(TASK TO COMPLETE) Reproduce the full listing that appears beneath this instruction exactly.

━━━ EXCERPTED DATA

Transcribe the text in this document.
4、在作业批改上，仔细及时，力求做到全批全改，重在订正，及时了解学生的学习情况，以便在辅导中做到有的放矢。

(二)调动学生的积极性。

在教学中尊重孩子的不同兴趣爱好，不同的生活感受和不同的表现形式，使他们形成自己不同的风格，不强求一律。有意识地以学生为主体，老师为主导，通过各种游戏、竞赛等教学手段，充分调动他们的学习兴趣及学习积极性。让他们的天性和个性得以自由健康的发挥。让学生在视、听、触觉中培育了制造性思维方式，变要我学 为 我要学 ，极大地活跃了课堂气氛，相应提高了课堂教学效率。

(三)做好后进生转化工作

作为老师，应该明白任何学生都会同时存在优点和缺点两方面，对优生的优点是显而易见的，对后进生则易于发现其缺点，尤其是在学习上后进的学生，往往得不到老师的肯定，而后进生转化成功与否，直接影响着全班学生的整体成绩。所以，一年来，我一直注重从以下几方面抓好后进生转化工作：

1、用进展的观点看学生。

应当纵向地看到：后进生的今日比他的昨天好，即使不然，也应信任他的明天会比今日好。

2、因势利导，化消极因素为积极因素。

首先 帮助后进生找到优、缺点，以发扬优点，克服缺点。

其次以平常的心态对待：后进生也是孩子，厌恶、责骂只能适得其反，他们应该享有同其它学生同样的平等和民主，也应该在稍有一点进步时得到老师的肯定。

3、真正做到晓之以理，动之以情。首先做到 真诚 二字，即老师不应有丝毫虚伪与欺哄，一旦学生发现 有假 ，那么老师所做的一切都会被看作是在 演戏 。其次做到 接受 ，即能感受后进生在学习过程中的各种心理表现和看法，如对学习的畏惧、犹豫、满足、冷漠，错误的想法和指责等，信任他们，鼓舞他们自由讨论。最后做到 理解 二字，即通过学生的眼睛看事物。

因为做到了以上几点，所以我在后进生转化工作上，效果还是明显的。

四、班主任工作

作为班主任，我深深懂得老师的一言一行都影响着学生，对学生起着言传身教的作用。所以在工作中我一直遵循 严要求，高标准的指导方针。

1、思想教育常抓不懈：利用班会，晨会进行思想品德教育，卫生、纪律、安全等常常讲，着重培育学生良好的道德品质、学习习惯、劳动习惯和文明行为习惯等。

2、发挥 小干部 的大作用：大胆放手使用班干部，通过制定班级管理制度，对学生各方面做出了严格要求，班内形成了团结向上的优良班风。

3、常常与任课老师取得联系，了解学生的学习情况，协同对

━━━━━━

(SOLUTION FOR THIS TASK)
Transcribe the text in this document.
4、在作业批改上，仔细及时，力求做到全批全改，重在订正，及时了解学生的学习情况，以便在辅导中做到有的放矢。

(二)调动学生的积极性。

在教学中尊重孩子的不同兴趣爱好，不同的生活感受和不同的表现形式，使他们形成自己不同的风格，不强求一律。有意识地以学生为主体，老师为主导，通过各种游戏、竞赛等教学手段，充分调动他们的学习兴趣及学习积极性。让他们的天性和个性得以自由健康的发挥。让学生在视、听、触觉中培育了制造性思维方式，变要我学 为 我要学 ，极大地活跃了课堂气氛，相应提高了课堂教学效率。

(三)做好后进生转化工作

作为老师，应该明白任何学生都会同时存在优点和缺点两方面，对优生的优点是显而易见的，对后进生则易于发现其缺点，尤其是在学习上后进的学生，往往得不到老师的肯定，而后进生转化成功与否，直接影响着全班学生的整体成绩。所以，一年来，我一直注重从以下几方面抓好后进生转化工作：

1、用进展的观点看学生。

应当纵向地看到：后进生的今日比他的昨天好，即使不然，也应信任他的明天会比今日好。

2、因势利导，化消极因素为积极因素。

首先 帮助后进生找到优、缺点，以发扬优点，克服缺点。

其次以平常的心态对待：后进生也是孩子，厌恶、责骂只能适得其反，他们应该享有同其它学生同样的平等和民主，也应该在稍有一点进步时得到老师的肯定。

3、真正做到晓之以理，动之以情。首先做到 真诚 二字，即老师不应有丝毫虚伪与欺哄，一旦学生发现 有假 ，那么老师所做的一切都会被看作是在 演戏 。其次做到 接受 ，即能感受后进生在学习过程中的各种心理表现和看法，如对学习的畏惧、犹豫、满足、冷漠，错误的想法和指责等，信任他们，鼓舞他们自由讨论。最后做到 理解 二字，即通过学生的眼睛看事物。

因为做到了以上几点，所以我在后进生转化工作上，效果还是明显的。

四、班主任工作

作为班主任，我深深懂得老师的一言一行都影响着学生，对学生起着言传身教的作用。所以在工作中我一直遵循 严要求，高标准的指导方针。

1、思想教育常抓不懈：利用班会，晨会进行思想品德教育，卫生、纪律、安全等常常讲，着重培育学生良好的道德品质、学习习惯、劳动习惯和文明行为习惯等。

2、发挥 小干部 的大作用：大胆放手使用班干部，通过制定班级管理制度，对学生各方面做出了严格要求，班内形成了团结向上的优良班风。

3、常常与任课老师取得联系，了解学生的学习情况，协同对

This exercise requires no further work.